++++ Provided records ++++

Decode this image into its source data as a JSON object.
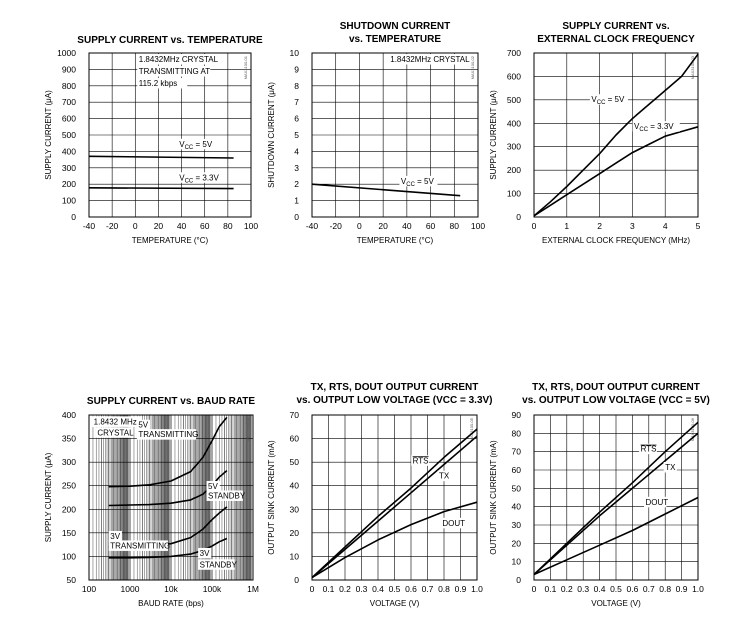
{
  "chart_data": [
    {
      "type": "line",
      "title": [
        "SUPPLY CURRENT vs. TEMPERATURE"
      ],
      "caption": "MAX3100-01",
      "xlabel": "TEMPERATURE (°C)",
      "ylabel": "SUPPLY CURRENT (μA)",
      "xlim": [
        -40,
        100
      ],
      "ylim": [
        0,
        1000
      ],
      "xticks": [
        -40,
        -20,
        0,
        20,
        40,
        60,
        80,
        100
      ],
      "yticks": [
        0,
        100,
        200,
        300,
        400,
        500,
        600,
        700,
        800,
        900,
        1000
      ],
      "series": [
        {
          "name": "VCC = 5V",
          "x": [
            -40,
            85
          ],
          "y": [
            370,
            360
          ]
        },
        {
          "name": "VCC = 3.3V",
          "x": [
            -40,
            85
          ],
          "y": [
            178,
            173
          ]
        }
      ],
      "annotations": [
        {
          "text": "1.8432MHz CRYSTAL",
          "x": 3,
          "y": 945
        },
        {
          "text": "TRANSMITTING AT",
          "x": 3,
          "y": 872
        },
        {
          "text": "115.2 kbps",
          "x": 3,
          "y": 799
        },
        {
          "text": "V",
          "sub": "CC",
          "rest": " = 5V",
          "x": 38,
          "y": 428
        },
        {
          "text": "V",
          "sub": "CC",
          "rest": " = 3.3V",
          "x": 38,
          "y": 224
        }
      ],
      "grid": true
    },
    {
      "type": "line",
      "title": [
        "SHUTDOWN CURRENT",
        "vs. TEMPERATURE"
      ],
      "caption": "MAX3100-02",
      "xlabel": "TEMPERATURE (°C)",
      "ylabel": "SHUTDOWN CURRENT (μA)",
      "xlim": [
        -40,
        100
      ],
      "ylim": [
        0,
        10
      ],
      "xticks": [
        -40,
        -20,
        0,
        20,
        40,
        60,
        80,
        100
      ],
      "yticks": [
        0,
        1,
        2,
        3,
        4,
        5,
        6,
        7,
        8,
        9,
        10
      ],
      "series": [
        {
          "name": "VCC = 5V",
          "x": [
            -40,
            85
          ],
          "y": [
            2.0,
            1.3
          ]
        }
      ],
      "annotations": [
        {
          "text": "1.8432MHz CRYSTAL",
          "x": 26,
          "y": 9.45
        },
        {
          "text": "V",
          "sub": "CC",
          "rest": " = 5V",
          "x": 35,
          "y": 2.02
        }
      ],
      "grid": true
    },
    {
      "type": "line",
      "title": [
        "SUPPLY CURRENT vs.",
        "EXTERNAL CLOCK FREQUENCY"
      ],
      "caption": "MAX3100-03",
      "xlabel": "EXTERNAL CLOCK FREQUENCY (MHz)",
      "ylabel": "SUPPLY CURRENT (μA)",
      "xlim": [
        0,
        5
      ],
      "ylim": [
        0,
        700
      ],
      "xticks": [
        0,
        1,
        2,
        3,
        4,
        5
      ],
      "yticks": [
        0,
        100,
        200,
        300,
        400,
        500,
        600,
        700
      ],
      "series": [
        {
          "name": "VCC = 5V",
          "x": [
            0,
            0.5,
            1,
            1.5,
            2,
            2.5,
            3,
            3.5,
            4,
            4.5,
            5
          ],
          "y": [
            5,
            65,
            130,
            200,
            270,
            350,
            420,
            480,
            540,
            600,
            695
          ]
        },
        {
          "name": "VCC = 3.3V",
          "x": [
            0,
            0.5,
            1,
            1.5,
            2,
            2.5,
            3,
            3.5,
            4,
            4.5,
            5
          ],
          "y": [
            5,
            50,
            95,
            140,
            185,
            230,
            275,
            310,
            345,
            365,
            385
          ]
        }
      ],
      "annotations": [
        {
          "text": "V",
          "sub": "CC",
          "rest": " = 5V",
          "x": 1.75,
          "y": 490
        },
        {
          "text": "V",
          "sub": "CC",
          "rest": " = 3.3V",
          "x": 3.05,
          "y": 375
        }
      ],
      "grid": true
    },
    {
      "type": "line",
      "title": [
        "SUPPLY CURRENT vs. BAUD RATE"
      ],
      "caption": "MAX3100-04",
      "xlabel": "BAUD RATE (bps)",
      "ylabel": "SUPPLY CURRENT (μA)",
      "xscale": "log",
      "xlim": [
        100,
        1000000
      ],
      "ylim": [
        50,
        400
      ],
      "xticks": [
        100,
        1000,
        10000,
        100000,
        1000000
      ],
      "xticklabels": [
        "100",
        "1000",
        "10k",
        "100k",
        "1M"
      ],
      "yticks": [
        50,
        100,
        150,
        200,
        250,
        300,
        350,
        400
      ],
      "series": [
        {
          "name": "5V TRANSMITTING",
          "x": [
            300,
            1000,
            3000,
            10000,
            30000,
            60000,
            100000,
            150000,
            230400
          ],
          "y": [
            248,
            249,
            252,
            260,
            280,
            310,
            345,
            375,
            395
          ]
        },
        {
          "name": "5V STANDBY",
          "x": [
            300,
            1000,
            3000,
            10000,
            30000,
            60000,
            100000,
            150000,
            230400
          ],
          "y": [
            208,
            209,
            210,
            213,
            220,
            232,
            250,
            268,
            282
          ]
        },
        {
          "name": "3V TRANSMITTING",
          "x": [
            300,
            1000,
            3000,
            10000,
            30000,
            60000,
            100000,
            150000,
            230400
          ],
          "y": [
            120,
            121,
            123,
            127,
            140,
            158,
            178,
            192,
            205
          ]
        },
        {
          "name": "3V STANDBY",
          "x": [
            300,
            1000,
            3000,
            10000,
            30000,
            60000,
            100000,
            150000,
            230400
          ],
          "y": [
            97,
            97,
            98,
            100,
            105,
            113,
            122,
            131,
            138
          ]
        }
      ],
      "annotations": [
        {
          "text": "1.8432 MHz",
          "x": 130,
          "y": 380
        },
        {
          "text": "CRYSTAL",
          "x": 160,
          "y": 357
        },
        {
          "text": "5V",
          "x": 1600,
          "y": 373
        },
        {
          "text": "TRANSMITTING",
          "x": 1600,
          "y": 353
        },
        {
          "text": "5V",
          "x": 80000,
          "y": 243
        },
        {
          "text": "STANDBY",
          "x": 80000,
          "y": 223
        },
        {
          "text": "3V",
          "x": 330,
          "y": 137
        },
        {
          "text": "TRANSMITTING",
          "x": 330,
          "y": 117
        },
        {
          "text": "3V",
          "x": 50000,
          "y": 101
        },
        {
          "text": "STANDBY",
          "x": 50000,
          "y": 77
        }
      ],
      "grid": true
    },
    {
      "type": "line",
      "title": [
        "TX, RTS, DOUT OUTPUT CURRENT",
        "vs. OUTPUT LOW VOLTAGE (VCC = 3.3V)"
      ],
      "caption": "MAX3100-05",
      "xlabel": "VOLTAGE (V)",
      "ylabel": "OUTPUT SINK CURRENT (mA)",
      "xlim": [
        0,
        1.0
      ],
      "ylim": [
        0,
        70
      ],
      "xticks": [
        0,
        0.1,
        0.2,
        0.3,
        0.4,
        0.5,
        0.6,
        0.7,
        0.8,
        0.9,
        1.0
      ],
      "xticklabels": [
        "0",
        "0.1",
        "0.2",
        "0.3",
        "0.4",
        "0.5",
        "0.6",
        "0.7",
        "0.8",
        "0.9",
        "1.0"
      ],
      "yticks": [
        0,
        10,
        20,
        30,
        40,
        50,
        60,
        70
      ],
      "series": [
        {
          "name": "RTS",
          "x": [
            0,
            0.2,
            0.4,
            0.6,
            0.8,
            1.0
          ],
          "y": [
            1,
            14,
            27,
            39,
            52,
            64
          ]
        },
        {
          "name": "TX",
          "x": [
            0,
            0.2,
            0.4,
            0.6,
            0.8,
            1.0
          ],
          "y": [
            1,
            13,
            25,
            37,
            49,
            61
          ]
        },
        {
          "name": "DOUT",
          "x": [
            0,
            0.2,
            0.4,
            0.6,
            0.8,
            1.0
          ],
          "y": [
            1,
            9.5,
            17,
            23.5,
            29,
            33
          ]
        }
      ],
      "annotations": [
        {
          "text": "RTS",
          "overline": true,
          "x": 0.61,
          "y": 49.5
        },
        {
          "text": "TX",
          "x": 0.77,
          "y": 43
        },
        {
          "text": "DOUT",
          "x": 0.79,
          "y": 23
        }
      ],
      "grid": true
    },
    {
      "type": "line",
      "title": [
        "TX, RTS, DOUT OUTPUT CURRENT",
        "vs. OUTPUT LOW VOLTAGE (VCC = 5V)"
      ],
      "caption": "MAX3100-06",
      "xlabel": "VOLTAGE (V)",
      "ylabel": "OUTPUT SINK CURRENT (mA)",
      "xlim": [
        0,
        1.0
      ],
      "ylim": [
        0,
        90
      ],
      "xticks": [
        0,
        0.1,
        0.2,
        0.3,
        0.4,
        0.5,
        0.6,
        0.7,
        0.8,
        0.9,
        1.0
      ],
      "xticklabels": [
        "0",
        "0.1",
        "0.2",
        "0.3",
        "0.4",
        "0.5",
        "0.6",
        "0.7",
        "0.8",
        "0.9",
        "1.0"
      ],
      "yticks": [
        0,
        10,
        20,
        30,
        40,
        50,
        60,
        70,
        80,
        90
      ],
      "series": [
        {
          "name": "RTS",
          "x": [
            0,
            0.2,
            0.4,
            0.6,
            0.8,
            1.0
          ],
          "y": [
            3,
            20,
            37,
            53,
            70,
            86
          ]
        },
        {
          "name": "TX",
          "x": [
            0,
            0.2,
            0.4,
            0.6,
            0.8,
            1.0
          ],
          "y": [
            3,
            19,
            35,
            50,
            65,
            80
          ]
        },
        {
          "name": "DOUT",
          "x": [
            0,
            0.2,
            0.4,
            0.6,
            0.8,
            1.0
          ],
          "y": [
            3,
            11,
            19,
            27,
            36,
            45
          ]
        }
      ],
      "annotations": [
        {
          "text": "RTS",
          "overline": true,
          "x": 0.65,
          "y": 70
        },
        {
          "text": "TX",
          "x": 0.8,
          "y": 60
        },
        {
          "text": "DOUT",
          "x": 0.68,
          "y": 41
        }
      ],
      "grid": true
    }
  ]
}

++++

Using the listing above, gather each line that holds the string "RATE" and copy it.

The output
        "SUPPLY CURRENT vs. BAUD RATE"
      "xlabel": "BAUD RATE (bps)",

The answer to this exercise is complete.